BEGIN Material for the task

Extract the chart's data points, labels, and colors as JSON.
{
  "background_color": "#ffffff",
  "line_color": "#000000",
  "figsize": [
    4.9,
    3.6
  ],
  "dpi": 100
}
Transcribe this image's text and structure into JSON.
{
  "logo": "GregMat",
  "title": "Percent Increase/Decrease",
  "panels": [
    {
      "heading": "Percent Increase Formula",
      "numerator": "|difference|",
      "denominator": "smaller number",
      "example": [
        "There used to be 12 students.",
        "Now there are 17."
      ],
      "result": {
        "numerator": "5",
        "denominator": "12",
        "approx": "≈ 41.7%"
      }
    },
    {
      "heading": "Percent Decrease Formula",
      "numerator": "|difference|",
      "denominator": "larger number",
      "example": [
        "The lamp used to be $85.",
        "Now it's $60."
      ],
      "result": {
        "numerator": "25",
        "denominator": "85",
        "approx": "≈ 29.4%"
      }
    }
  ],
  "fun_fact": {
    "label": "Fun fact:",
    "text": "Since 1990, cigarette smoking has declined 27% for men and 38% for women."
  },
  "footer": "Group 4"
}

END Material for the task
BEGIN Material for the task

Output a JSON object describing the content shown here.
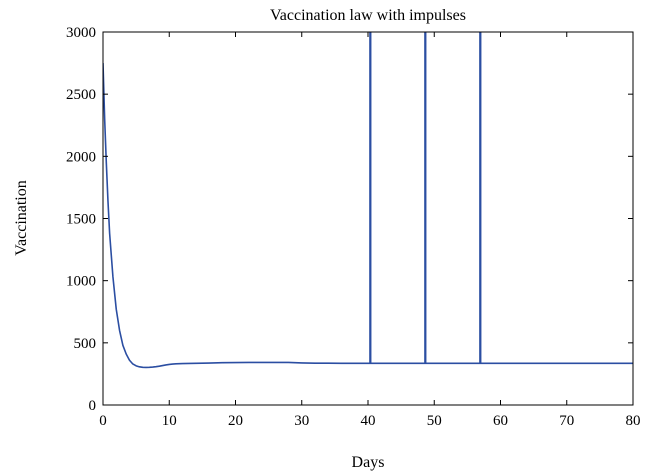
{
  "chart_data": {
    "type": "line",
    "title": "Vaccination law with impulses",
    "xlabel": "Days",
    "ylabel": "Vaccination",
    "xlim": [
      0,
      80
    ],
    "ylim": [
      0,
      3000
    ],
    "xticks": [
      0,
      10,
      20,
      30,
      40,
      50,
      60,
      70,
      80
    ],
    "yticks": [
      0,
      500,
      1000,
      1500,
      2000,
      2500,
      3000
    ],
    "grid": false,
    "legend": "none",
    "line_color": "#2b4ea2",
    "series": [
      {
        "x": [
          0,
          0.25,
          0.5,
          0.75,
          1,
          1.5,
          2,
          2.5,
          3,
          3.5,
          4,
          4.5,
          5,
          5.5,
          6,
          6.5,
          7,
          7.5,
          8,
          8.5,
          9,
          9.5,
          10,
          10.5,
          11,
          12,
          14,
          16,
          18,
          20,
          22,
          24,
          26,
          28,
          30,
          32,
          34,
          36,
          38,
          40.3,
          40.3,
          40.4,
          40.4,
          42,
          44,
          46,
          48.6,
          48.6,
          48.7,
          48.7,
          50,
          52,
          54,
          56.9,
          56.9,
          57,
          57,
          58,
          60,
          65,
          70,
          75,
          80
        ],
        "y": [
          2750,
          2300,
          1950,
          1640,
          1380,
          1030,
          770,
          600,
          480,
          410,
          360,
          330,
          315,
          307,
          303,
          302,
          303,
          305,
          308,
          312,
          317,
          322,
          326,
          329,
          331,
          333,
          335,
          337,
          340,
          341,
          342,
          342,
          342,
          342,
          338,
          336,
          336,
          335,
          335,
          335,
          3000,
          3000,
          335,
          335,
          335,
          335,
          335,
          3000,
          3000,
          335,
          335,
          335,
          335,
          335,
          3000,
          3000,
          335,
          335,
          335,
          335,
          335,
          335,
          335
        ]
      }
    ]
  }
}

END Material for the task
BEGIN Material for the task

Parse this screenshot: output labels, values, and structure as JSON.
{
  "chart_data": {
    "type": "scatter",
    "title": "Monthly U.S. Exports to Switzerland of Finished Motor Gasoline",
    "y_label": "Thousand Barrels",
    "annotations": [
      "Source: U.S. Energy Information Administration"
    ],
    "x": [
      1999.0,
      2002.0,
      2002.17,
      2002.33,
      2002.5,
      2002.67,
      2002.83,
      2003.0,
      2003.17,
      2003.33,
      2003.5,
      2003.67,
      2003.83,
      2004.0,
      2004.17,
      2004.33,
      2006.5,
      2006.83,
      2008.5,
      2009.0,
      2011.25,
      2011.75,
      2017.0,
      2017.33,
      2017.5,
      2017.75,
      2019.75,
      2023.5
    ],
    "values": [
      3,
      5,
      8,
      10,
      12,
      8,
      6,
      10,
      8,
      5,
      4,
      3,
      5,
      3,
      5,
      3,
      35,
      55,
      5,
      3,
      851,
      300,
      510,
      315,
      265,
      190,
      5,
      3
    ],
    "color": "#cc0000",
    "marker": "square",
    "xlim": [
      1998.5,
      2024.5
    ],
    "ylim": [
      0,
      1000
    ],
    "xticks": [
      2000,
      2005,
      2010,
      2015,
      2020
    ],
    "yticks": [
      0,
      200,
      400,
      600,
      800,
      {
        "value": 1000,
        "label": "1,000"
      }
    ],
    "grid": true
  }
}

END Material for the task

• The problem
Count the lines above that contain the word "text". Give only the number.

• Result for this exercise
2